Extracted data entries:
= = = = = = =

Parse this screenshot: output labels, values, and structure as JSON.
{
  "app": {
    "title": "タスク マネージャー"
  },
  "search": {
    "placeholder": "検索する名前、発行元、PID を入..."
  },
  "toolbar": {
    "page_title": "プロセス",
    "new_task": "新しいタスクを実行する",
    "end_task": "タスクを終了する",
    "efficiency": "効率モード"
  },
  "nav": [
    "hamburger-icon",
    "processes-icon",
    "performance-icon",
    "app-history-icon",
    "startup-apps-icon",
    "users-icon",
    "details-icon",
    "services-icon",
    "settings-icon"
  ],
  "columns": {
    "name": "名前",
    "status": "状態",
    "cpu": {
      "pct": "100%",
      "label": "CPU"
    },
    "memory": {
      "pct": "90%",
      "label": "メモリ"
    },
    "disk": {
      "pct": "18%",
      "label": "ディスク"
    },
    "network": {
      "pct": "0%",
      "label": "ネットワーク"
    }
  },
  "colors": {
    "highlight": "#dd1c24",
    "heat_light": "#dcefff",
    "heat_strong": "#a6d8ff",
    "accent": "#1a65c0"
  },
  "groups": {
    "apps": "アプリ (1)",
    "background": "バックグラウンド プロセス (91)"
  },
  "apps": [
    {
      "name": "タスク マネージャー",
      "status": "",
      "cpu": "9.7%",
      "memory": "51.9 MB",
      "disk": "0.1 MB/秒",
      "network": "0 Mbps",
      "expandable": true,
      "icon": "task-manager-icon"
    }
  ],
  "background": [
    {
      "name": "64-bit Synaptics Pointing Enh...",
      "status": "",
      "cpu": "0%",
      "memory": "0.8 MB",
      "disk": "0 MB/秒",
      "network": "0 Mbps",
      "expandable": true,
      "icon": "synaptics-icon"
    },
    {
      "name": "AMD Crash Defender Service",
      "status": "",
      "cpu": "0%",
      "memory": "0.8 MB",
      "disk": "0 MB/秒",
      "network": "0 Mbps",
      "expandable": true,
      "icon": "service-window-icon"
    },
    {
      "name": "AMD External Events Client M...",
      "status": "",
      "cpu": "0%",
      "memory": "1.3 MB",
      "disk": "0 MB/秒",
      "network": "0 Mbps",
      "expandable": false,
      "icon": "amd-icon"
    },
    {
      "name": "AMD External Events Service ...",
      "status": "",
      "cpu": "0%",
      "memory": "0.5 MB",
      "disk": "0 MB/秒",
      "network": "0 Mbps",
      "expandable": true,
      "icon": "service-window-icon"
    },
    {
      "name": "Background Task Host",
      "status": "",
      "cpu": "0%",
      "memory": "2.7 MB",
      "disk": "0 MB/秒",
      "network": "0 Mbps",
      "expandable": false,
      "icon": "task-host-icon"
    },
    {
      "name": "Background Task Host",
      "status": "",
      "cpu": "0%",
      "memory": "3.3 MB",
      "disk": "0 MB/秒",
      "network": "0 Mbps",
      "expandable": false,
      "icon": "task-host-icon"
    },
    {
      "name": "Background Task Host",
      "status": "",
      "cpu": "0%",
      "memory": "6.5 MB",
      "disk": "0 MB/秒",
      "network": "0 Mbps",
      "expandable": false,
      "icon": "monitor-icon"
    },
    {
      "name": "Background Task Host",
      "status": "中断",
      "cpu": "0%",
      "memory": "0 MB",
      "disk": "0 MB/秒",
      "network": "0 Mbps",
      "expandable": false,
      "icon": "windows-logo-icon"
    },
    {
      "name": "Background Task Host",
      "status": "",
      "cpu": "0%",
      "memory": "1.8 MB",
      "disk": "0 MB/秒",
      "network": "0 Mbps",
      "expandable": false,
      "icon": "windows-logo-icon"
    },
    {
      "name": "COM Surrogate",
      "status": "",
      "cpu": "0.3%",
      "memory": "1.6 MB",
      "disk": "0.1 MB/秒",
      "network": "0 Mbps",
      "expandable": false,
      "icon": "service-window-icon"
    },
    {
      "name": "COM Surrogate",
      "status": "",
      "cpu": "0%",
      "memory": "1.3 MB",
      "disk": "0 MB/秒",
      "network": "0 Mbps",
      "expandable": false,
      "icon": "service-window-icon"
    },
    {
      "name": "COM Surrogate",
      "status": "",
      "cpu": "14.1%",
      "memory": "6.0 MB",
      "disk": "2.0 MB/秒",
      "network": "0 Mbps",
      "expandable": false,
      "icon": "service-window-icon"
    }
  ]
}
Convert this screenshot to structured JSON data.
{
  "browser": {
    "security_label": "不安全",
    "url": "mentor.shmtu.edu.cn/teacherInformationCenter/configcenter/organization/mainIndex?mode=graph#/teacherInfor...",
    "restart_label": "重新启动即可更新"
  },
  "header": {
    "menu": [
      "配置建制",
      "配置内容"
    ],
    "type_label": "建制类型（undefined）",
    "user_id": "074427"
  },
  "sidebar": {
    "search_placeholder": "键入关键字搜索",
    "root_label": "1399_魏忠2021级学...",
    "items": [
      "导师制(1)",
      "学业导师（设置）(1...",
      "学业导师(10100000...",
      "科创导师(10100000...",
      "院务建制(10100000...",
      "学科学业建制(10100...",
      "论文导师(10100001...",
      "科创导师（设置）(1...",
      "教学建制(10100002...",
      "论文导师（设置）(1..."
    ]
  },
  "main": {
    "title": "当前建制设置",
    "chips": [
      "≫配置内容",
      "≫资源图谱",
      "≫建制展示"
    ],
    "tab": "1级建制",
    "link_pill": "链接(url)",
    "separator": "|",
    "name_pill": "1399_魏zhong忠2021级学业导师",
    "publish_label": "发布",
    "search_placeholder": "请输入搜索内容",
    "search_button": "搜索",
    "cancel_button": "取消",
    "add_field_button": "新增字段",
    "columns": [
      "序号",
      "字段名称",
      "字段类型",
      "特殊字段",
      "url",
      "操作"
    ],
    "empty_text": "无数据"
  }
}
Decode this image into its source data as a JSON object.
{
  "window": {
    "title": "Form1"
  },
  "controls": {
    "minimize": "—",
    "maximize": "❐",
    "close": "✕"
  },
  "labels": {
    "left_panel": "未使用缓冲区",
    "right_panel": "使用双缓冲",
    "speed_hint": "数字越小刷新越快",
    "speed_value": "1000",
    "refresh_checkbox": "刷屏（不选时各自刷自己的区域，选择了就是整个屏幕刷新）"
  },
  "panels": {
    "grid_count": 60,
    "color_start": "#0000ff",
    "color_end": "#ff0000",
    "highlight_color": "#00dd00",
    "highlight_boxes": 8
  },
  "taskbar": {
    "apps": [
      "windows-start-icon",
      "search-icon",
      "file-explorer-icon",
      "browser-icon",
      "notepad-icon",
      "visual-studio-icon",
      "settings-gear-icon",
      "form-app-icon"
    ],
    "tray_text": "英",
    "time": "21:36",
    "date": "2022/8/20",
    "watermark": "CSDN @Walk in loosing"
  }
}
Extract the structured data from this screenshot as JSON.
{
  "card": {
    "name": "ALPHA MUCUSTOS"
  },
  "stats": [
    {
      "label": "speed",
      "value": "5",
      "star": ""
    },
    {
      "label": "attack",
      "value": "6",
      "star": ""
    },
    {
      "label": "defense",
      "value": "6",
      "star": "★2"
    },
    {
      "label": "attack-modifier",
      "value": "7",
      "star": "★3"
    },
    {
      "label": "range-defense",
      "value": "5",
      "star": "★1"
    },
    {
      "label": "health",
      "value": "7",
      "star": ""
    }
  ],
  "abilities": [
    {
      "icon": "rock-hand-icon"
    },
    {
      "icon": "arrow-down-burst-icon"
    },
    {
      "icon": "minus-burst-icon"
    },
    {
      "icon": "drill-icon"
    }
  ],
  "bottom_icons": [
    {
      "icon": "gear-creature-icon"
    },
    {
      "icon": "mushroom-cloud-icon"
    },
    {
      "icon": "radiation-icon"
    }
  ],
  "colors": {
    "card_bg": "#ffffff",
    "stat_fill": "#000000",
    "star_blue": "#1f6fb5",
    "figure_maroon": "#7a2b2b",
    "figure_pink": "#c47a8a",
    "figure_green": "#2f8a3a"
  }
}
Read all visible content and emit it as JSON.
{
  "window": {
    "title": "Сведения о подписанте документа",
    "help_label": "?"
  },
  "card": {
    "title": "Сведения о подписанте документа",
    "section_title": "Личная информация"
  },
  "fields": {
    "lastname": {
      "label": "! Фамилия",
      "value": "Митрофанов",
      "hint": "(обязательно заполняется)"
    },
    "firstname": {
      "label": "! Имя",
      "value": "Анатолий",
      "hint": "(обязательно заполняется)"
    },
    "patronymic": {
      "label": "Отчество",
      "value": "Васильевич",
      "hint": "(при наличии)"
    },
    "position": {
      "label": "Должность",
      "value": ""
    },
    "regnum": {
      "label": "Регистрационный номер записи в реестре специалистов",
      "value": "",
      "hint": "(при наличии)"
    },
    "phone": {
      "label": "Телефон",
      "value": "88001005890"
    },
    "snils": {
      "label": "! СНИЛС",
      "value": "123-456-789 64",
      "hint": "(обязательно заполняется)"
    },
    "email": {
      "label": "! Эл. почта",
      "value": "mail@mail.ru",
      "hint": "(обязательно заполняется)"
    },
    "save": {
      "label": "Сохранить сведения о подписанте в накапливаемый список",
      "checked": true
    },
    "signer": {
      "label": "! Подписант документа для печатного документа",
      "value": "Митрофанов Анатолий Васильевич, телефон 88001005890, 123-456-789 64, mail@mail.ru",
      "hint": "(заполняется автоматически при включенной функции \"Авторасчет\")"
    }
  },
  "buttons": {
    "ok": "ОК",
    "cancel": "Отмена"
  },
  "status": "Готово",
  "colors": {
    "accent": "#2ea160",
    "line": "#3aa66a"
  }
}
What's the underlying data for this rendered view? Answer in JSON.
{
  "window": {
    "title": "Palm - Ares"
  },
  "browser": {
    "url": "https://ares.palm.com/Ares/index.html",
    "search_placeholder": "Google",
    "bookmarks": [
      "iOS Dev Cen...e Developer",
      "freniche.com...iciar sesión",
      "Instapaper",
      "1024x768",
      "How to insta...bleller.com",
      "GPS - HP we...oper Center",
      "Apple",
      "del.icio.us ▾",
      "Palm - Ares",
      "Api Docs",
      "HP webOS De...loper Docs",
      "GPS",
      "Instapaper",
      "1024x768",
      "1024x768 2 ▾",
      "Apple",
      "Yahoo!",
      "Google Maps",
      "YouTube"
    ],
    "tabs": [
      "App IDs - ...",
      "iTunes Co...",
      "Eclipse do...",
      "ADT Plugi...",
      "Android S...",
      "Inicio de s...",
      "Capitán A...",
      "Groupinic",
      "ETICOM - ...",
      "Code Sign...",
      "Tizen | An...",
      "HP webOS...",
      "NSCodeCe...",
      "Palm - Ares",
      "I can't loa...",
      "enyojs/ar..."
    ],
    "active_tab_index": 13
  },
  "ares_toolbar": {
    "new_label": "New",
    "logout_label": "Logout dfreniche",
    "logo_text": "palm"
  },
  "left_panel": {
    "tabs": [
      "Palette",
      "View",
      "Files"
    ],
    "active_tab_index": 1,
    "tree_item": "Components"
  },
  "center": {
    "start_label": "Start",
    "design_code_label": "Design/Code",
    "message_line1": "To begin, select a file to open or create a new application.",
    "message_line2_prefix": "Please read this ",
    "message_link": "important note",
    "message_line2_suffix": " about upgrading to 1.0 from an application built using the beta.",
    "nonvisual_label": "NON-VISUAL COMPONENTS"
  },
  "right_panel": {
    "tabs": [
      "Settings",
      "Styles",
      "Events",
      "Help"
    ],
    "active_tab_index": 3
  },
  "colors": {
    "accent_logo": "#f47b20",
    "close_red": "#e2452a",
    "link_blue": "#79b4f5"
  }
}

= = = = = = =

Exercise: Which lines hold the word "attack"? Show each one.

Result:
      "label": "attack",
      "label": "attack-modifier",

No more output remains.